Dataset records
──────────

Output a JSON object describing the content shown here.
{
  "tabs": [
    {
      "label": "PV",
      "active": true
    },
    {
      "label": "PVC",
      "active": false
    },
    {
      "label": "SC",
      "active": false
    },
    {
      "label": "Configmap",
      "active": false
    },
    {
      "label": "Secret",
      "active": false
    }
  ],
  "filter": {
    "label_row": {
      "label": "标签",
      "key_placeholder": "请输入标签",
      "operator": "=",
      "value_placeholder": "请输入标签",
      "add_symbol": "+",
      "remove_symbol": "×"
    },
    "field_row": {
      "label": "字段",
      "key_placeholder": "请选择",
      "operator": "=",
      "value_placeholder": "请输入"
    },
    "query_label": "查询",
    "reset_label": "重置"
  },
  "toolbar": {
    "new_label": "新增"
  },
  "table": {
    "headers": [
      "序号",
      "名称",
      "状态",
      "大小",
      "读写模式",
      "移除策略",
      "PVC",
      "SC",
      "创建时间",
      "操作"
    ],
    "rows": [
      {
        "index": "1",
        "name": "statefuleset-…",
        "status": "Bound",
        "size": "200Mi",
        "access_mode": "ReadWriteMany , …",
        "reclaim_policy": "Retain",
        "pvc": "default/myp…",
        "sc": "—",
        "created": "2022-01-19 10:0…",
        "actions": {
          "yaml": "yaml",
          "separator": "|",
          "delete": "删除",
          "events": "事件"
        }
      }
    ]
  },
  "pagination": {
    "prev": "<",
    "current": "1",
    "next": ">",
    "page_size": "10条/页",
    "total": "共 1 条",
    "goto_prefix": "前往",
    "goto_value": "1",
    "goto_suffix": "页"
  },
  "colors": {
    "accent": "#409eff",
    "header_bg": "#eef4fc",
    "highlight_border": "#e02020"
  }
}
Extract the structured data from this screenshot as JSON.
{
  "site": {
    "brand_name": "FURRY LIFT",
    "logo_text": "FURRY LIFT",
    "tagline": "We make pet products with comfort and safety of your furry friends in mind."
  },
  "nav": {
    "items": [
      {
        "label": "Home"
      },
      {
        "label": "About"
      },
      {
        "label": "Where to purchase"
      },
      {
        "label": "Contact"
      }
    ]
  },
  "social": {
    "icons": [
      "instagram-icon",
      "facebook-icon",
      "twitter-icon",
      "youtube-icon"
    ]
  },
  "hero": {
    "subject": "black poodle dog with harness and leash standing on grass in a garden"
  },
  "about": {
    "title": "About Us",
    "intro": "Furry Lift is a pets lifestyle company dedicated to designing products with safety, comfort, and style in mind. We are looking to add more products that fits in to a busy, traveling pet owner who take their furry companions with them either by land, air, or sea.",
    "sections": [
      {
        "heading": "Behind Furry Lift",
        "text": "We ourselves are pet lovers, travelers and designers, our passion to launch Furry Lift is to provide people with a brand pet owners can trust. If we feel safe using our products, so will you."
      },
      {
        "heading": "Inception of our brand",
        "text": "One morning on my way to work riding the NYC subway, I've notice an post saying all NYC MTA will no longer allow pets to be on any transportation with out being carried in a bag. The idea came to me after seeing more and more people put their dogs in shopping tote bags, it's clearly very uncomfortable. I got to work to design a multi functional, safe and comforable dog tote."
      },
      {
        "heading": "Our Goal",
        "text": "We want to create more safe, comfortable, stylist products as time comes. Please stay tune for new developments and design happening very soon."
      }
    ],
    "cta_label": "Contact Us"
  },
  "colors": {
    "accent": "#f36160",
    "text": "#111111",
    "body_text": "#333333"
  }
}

──────────

Identify each line of the material where the word "mind" shows up, and copy it.

    "tagline": "We make pet products with comfort and safety of your furry friends in mind."
    "intro": "Furry Lift is a pets lifestyle company dedicated to designing products with safety, comfort, and style in mind. We are looking to add more products that fits in to a busy, traveling pet owner who take their furry companions with them either by land, air, or sea.",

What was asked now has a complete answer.